━━━━━ Data records

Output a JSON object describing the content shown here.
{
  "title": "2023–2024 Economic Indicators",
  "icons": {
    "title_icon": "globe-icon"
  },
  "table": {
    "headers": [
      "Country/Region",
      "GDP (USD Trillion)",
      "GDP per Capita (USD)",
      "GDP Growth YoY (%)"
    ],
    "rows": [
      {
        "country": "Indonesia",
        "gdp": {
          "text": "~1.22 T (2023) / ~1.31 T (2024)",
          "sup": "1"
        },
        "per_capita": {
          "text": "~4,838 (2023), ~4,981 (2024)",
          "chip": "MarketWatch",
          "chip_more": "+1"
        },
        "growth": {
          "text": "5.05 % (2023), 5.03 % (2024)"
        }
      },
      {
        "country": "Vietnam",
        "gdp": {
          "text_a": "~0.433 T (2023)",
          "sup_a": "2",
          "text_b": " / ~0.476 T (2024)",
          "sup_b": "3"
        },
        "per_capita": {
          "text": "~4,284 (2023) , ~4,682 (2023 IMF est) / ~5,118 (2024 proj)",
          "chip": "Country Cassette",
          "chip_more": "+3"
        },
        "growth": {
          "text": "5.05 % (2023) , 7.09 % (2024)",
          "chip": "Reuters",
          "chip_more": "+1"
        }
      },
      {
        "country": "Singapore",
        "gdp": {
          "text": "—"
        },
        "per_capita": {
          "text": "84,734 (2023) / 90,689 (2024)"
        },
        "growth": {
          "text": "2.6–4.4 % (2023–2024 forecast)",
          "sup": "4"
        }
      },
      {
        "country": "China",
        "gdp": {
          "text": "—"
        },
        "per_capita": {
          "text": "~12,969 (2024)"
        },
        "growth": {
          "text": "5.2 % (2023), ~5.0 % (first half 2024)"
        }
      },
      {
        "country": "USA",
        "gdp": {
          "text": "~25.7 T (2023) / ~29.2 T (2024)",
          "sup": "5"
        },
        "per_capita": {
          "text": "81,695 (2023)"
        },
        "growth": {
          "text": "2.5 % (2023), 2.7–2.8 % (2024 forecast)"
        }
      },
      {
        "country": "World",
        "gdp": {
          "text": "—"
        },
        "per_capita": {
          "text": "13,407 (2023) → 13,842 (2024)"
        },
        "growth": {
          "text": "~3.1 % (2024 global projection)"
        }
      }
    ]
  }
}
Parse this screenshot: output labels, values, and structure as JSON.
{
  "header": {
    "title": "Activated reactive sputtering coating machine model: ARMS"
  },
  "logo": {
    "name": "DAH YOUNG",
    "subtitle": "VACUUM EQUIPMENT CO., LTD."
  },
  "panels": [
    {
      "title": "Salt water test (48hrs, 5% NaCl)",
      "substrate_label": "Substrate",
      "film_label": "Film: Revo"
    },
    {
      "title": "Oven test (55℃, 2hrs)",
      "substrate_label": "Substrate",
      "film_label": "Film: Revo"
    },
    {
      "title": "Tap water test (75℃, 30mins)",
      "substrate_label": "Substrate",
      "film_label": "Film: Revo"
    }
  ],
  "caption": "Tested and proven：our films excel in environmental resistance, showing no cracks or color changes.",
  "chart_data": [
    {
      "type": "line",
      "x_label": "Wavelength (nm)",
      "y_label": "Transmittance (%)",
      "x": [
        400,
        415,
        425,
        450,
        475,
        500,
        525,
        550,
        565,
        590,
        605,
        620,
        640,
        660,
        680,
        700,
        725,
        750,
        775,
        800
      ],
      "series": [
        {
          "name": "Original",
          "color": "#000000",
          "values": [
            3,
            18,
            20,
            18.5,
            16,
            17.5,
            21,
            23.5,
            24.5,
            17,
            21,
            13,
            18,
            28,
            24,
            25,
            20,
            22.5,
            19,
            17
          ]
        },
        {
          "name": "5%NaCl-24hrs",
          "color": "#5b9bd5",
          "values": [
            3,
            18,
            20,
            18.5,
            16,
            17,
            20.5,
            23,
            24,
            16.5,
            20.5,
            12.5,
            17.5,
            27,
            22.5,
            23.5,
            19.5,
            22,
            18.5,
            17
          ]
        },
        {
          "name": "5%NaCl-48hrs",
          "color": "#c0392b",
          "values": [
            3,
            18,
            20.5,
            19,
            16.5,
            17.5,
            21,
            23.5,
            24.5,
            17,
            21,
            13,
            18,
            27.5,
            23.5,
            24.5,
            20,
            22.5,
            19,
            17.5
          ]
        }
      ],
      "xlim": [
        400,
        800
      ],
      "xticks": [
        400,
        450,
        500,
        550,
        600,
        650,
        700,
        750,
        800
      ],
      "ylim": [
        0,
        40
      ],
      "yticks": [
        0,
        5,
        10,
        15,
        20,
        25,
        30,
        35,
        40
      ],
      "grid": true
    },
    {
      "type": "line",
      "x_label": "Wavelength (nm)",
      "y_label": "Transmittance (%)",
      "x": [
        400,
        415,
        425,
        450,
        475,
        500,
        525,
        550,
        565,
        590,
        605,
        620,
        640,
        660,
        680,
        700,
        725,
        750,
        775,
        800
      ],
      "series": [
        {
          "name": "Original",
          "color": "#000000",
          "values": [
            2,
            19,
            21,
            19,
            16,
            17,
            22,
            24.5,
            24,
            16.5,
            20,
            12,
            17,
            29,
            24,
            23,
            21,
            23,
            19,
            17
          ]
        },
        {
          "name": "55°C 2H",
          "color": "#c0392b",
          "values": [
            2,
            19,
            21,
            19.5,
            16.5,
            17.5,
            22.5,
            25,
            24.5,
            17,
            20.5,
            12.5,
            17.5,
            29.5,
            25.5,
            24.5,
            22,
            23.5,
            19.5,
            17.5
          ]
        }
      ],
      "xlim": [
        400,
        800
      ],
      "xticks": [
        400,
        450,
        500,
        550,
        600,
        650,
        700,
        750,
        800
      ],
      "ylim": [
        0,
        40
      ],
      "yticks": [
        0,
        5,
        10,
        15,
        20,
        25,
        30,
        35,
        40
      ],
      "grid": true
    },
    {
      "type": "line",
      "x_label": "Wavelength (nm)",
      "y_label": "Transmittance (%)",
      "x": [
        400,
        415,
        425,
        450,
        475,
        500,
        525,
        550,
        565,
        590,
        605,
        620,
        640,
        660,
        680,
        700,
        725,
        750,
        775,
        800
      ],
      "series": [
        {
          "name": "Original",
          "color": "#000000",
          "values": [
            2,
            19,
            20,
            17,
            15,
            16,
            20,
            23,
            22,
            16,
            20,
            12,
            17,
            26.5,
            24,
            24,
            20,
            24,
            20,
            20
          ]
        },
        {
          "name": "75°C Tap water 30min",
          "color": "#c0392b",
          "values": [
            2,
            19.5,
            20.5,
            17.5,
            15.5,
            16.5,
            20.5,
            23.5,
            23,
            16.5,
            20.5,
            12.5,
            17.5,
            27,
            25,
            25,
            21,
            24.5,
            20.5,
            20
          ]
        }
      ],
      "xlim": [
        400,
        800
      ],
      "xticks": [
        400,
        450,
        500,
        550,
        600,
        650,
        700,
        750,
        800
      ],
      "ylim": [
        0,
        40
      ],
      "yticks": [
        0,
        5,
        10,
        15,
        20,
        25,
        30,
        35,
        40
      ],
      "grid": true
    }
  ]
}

━━━━━━━━━━

Work to do
Find the lines above that include the string "NaCl" and copy them.

Answer to this problem
      "title": "Salt water test (48hrs, 5% NaCl)",
          "name": "5%NaCl-24hrs",
          "name": "5%NaCl-48hrs",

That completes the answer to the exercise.